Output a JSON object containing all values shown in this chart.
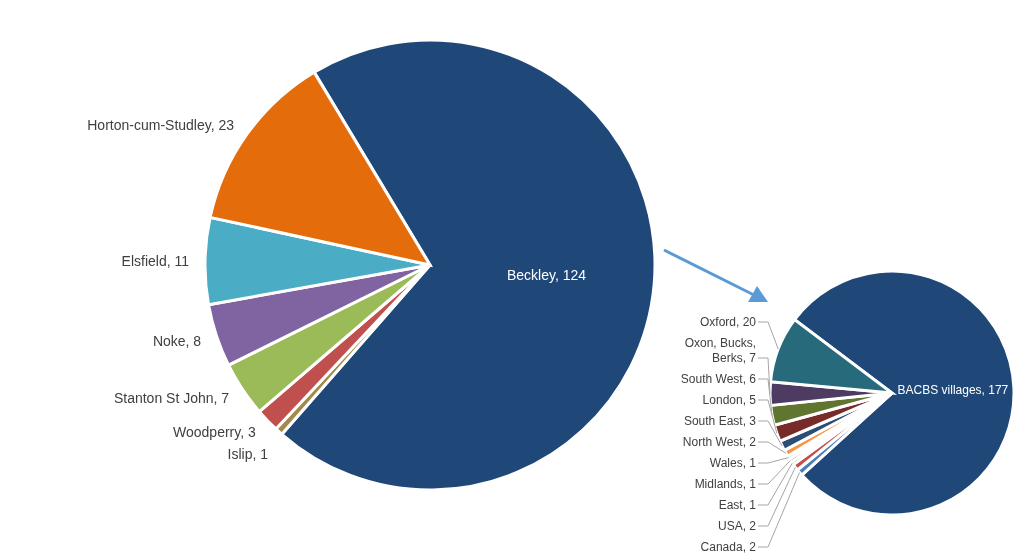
{
  "chart_data": [
    {
      "type": "pie",
      "categories": [
        "Beckley",
        "Islip",
        "Woodperry",
        "Stanton St John",
        "Noke",
        "Elsfield",
        "Horton-cum-Studley"
      ],
      "values": [
        124,
        1,
        3,
        7,
        8,
        11,
        23
      ],
      "colors": [
        "#1f4778",
        "#a08a4c",
        "#c0504d",
        "#9bbb59",
        "#8064a2",
        "#4bacc6",
        "#e46c0a"
      ],
      "value_labels": [
        ", 124",
        ", 1",
        ", 3",
        ", 7",
        ", 8",
        ", 11",
        ", 23"
      ]
    },
    {
      "type": "pie",
      "categories": [
        "BACBS villages",
        "Canada",
        "USA",
        "East",
        "Midlands",
        "Wales",
        "North West",
        "South East",
        "London",
        "South West",
        "Oxon, Bucks, Berks",
        "Oxford"
      ],
      "values": [
        177,
        2,
        2,
        1,
        1,
        1,
        2,
        3,
        5,
        6,
        7,
        20
      ],
      "colors": [
        "#1f4778",
        "#4a7ebb",
        "#c0504d",
        "#9bbb59",
        "#8064a2",
        "#4bacc6",
        "#f79646",
        "#2c4d75",
        "#772c2a",
        "#5f7530",
        "#4d3b62",
        "#276a7c"
      ],
      "value_labels": [
        ", 177",
        ", 2",
        ", 2",
        ", 1",
        ", 1",
        ", 1",
        ", 2",
        ", 3",
        ", 5",
        ", 6",
        ", 7",
        ", 20"
      ]
    }
  ]
}
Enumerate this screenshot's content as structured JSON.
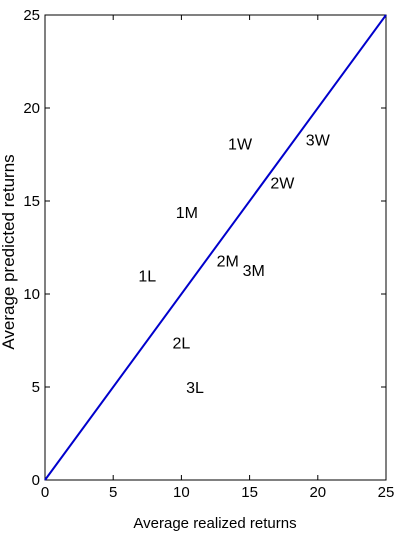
{
  "chart_data": {
    "type": "scatter",
    "title": "",
    "xlabel": "Average realized returns",
    "ylabel": "Average predicted returns",
    "xlim": [
      0,
      25
    ],
    "ylim": [
      0,
      25
    ],
    "xticks": [
      "0",
      "5",
      "10",
      "15",
      "20",
      "25"
    ],
    "yticks": [
      "0",
      "5",
      "10",
      "15",
      "20",
      "25"
    ],
    "grid": false,
    "legend": "none",
    "line_color": "#0000cc",
    "reference_line": {
      "x": [
        0,
        25
      ],
      "y": [
        0,
        25
      ]
    },
    "points": [
      {
        "label": "1W",
        "x": 14.3,
        "y": 18.1
      },
      {
        "label": "3W",
        "x": 20.0,
        "y": 18.3
      },
      {
        "label": "2W",
        "x": 17.4,
        "y": 16.0
      },
      {
        "label": "1M",
        "x": 10.4,
        "y": 14.4
      },
      {
        "label": "2M",
        "x": 13.4,
        "y": 11.8
      },
      {
        "label": "3M",
        "x": 15.3,
        "y": 11.3
      },
      {
        "label": "1L",
        "x": 7.5,
        "y": 11.0
      },
      {
        "label": "2L",
        "x": 10.0,
        "y": 7.4
      },
      {
        "label": "3L",
        "x": 11.0,
        "y": 5.0
      }
    ]
  }
}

════════════════

## EXERCISE
A faithful copy of the records above is needed, with the pictures left out.

## ANSWER FOR THE TASK
Output a JSON object containing all values shown in this chart.
{
  "chart_data": [
    {
      "type": "pie",
      "categories": [
        "Beckley",
        "Islip",
        "Woodperry",
        "Stanton St John",
        "Noke",
        "Elsfield",
        "Horton-cum-Studley"
      ],
      "values": [
        124,
        1,
        3,
        7,
        8,
        11,
        23
      ],
      "colors": [
        "#1f4778",
        "#a08a4c",
        "#c0504d",
        "#9bbb59",
        "#8064a2",
        "#4bacc6",
        "#e46c0a"
      ],
      "value_labels": [
        ", 124",
        ", 1",
        ", 3",
        ", 7",
        ", 8",
        ", 11",
        ", 23"
      ]
    },
    {
      "type": "pie",
      "categories": [
        "BACBS villages",
        "Canada",
        "USA",
        "East",
        "Midlands",
        "Wales",
        "North West",
        "South East",
        "London",
        "South West",
        "Oxon, Bucks, Berks",
        "Oxford"
      ],
      "values": [
        177,
        2,
        2,
        1,
        1,
        1,
        2,
        3,
        5,
        6,
        7,
        20
      ],
      "colors": [
        "#1f4778",
        "#4a7ebb",
        "#c0504d",
        "#9bbb59",
        "#8064a2",
        "#4bacc6",
        "#f79646",
        "#2c4d75",
        "#772c2a",
        "#5f7530",
        "#4d3b62",
        "#276a7c"
      ],
      "value_labels": [
        ", 177",
        ", 2",
        ", 2",
        ", 1",
        ", 1",
        ", 1",
        ", 2",
        ", 3",
        ", 5",
        ", 6",
        ", 7",
        ", 20"
      ]
    }
  ]
}
Enumerate this screenshot's content as structured JSON.
{
  "chart_data": {
    "type": "scatter",
    "title": "",
    "xlabel": "Average realized returns",
    "ylabel": "Average predicted returns",
    "xlim": [
      0,
      25
    ],
    "ylim": [
      0,
      25
    ],
    "xticks": [
      "0",
      "5",
      "10",
      "15",
      "20",
      "25"
    ],
    "yticks": [
      "0",
      "5",
      "10",
      "15",
      "20",
      "25"
    ],
    "grid": false,
    "legend": "none",
    "line_color": "#0000cc",
    "reference_line": {
      "x": [
        0,
        25
      ],
      "y": [
        0,
        25
      ]
    },
    "points": [
      {
        "label": "1W",
        "x": 14.3,
        "y": 18.1
      },
      {
        "label": "3W",
        "x": 20.0,
        "y": 18.3
      },
      {
        "label": "2W",
        "x": 17.4,
        "y": 16.0
      },
      {
        "label": "1M",
        "x": 10.4,
        "y": 14.4
      },
      {
        "label": "2M",
        "x": 13.4,
        "y": 11.8
      },
      {
        "label": "3M",
        "x": 15.3,
        "y": 11.3
      },
      {
        "label": "1L",
        "x": 7.5,
        "y": 11.0
      },
      {
        "label": "2L",
        "x": 10.0,
        "y": 7.4
      },
      {
        "label": "3L",
        "x": 11.0,
        "y": 5.0
      }
    ]
  }
}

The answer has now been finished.